(Records that describe figures)

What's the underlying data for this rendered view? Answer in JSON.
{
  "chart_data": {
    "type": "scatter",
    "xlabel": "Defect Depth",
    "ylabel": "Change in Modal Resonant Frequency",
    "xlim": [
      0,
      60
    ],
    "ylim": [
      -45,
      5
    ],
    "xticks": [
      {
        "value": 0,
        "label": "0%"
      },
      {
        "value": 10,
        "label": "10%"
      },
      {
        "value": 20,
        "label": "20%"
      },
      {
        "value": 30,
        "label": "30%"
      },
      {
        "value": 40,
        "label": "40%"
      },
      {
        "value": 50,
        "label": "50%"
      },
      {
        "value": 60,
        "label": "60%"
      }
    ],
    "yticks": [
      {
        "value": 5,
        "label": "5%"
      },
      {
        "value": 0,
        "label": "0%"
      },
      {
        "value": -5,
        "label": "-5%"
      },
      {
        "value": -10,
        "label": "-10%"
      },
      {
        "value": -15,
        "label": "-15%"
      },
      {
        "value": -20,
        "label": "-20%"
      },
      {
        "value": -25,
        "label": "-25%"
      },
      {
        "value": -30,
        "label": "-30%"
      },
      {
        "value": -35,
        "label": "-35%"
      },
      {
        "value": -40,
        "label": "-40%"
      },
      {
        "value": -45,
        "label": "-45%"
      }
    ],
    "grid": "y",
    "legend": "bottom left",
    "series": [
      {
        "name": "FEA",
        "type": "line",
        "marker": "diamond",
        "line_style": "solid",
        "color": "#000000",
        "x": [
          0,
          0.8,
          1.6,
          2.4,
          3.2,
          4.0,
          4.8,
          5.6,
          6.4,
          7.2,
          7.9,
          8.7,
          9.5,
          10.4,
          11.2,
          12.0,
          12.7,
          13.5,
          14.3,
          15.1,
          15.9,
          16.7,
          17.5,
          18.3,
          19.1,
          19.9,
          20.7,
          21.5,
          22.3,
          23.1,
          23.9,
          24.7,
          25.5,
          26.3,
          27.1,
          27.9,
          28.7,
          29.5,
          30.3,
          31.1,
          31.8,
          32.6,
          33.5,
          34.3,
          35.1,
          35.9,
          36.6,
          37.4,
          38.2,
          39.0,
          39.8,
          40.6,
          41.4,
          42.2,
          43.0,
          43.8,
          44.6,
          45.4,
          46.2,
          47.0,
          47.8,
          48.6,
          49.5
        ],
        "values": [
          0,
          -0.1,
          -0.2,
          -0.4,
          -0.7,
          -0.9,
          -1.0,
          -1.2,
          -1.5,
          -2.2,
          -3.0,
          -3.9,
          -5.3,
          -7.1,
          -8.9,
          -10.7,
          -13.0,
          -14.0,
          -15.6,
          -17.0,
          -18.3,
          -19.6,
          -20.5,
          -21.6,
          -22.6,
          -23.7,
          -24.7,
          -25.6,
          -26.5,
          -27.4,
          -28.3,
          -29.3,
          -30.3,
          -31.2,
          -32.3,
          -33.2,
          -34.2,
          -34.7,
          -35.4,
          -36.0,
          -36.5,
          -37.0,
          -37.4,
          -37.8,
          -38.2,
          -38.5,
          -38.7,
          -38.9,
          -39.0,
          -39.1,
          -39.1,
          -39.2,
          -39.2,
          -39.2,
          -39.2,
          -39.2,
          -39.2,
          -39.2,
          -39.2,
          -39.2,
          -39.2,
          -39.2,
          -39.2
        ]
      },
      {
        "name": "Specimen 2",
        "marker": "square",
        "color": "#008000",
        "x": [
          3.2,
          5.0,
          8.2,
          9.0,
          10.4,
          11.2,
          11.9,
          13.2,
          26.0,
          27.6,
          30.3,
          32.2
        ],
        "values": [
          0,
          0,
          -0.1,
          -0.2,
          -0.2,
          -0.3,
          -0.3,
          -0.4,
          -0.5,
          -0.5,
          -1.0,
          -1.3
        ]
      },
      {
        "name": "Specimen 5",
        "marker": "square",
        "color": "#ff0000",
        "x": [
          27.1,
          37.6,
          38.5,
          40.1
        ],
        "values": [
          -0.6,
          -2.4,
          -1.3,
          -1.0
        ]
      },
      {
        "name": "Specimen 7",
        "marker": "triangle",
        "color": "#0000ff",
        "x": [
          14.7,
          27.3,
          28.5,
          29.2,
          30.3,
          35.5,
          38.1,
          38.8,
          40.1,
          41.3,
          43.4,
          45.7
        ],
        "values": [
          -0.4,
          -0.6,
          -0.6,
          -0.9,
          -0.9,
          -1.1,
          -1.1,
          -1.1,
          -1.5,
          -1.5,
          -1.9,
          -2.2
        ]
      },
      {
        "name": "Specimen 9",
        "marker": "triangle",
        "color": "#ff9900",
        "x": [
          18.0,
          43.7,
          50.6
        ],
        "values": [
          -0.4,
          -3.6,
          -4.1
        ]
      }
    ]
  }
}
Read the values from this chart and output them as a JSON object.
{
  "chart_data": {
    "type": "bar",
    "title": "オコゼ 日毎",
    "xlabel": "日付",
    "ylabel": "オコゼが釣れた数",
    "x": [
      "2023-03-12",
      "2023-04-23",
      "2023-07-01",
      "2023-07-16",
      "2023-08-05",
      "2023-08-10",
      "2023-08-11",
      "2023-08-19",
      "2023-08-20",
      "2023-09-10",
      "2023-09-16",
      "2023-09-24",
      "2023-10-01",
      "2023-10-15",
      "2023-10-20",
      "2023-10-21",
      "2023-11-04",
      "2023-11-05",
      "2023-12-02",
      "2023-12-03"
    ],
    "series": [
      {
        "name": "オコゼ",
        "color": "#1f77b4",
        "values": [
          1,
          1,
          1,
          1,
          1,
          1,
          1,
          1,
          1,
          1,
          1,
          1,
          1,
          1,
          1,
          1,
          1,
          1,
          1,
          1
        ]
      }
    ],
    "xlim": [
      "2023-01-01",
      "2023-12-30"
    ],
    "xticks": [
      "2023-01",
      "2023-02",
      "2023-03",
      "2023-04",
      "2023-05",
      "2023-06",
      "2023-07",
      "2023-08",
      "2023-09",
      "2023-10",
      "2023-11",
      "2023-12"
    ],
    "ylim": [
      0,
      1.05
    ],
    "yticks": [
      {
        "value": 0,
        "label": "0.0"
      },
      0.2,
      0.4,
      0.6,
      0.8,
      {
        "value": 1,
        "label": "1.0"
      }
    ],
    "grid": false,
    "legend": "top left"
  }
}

§ **YOUR OBJECTIVE**
From the data above, copy each line that has the string "color".

§ **RESULT FOR THIS TASK**
        "color": "#000000",
        "color": "#008000",
        "color": "#ff0000",
        "color": "#0000ff",
        "color": "#ff9900",
        "color": "#1f77b4",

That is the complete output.